(WHAT YOU NEED TO DO) Go through the listing below and list every line with "icon".

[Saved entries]
::::::

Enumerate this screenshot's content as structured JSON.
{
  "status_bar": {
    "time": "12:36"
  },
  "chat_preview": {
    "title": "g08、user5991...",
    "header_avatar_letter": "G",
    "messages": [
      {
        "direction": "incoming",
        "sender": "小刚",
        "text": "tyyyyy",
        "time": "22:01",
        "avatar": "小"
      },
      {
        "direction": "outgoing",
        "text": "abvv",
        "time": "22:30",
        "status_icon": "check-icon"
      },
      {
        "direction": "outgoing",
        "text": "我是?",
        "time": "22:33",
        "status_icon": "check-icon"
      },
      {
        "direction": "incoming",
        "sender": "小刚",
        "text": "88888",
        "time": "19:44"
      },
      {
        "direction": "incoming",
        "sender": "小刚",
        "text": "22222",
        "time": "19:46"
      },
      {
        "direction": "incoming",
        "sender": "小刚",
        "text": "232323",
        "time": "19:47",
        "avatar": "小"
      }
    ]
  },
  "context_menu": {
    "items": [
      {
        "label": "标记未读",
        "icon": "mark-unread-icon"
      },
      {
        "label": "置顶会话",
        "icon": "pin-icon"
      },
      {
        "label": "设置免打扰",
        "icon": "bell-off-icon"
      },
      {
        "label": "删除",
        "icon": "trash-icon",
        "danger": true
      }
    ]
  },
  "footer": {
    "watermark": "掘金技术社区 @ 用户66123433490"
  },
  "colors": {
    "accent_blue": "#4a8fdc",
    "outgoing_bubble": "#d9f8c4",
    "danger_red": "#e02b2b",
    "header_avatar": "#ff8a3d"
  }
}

::::::

(PROBLEM SOLUTION)
        "status_icon": "check-icon"
        "status_icon": "check-icon"
        "icon": "mark-unread-icon"
        "icon": "pin-icon"
        "icon": "bell-off-icon"
        "icon": "trash-icon",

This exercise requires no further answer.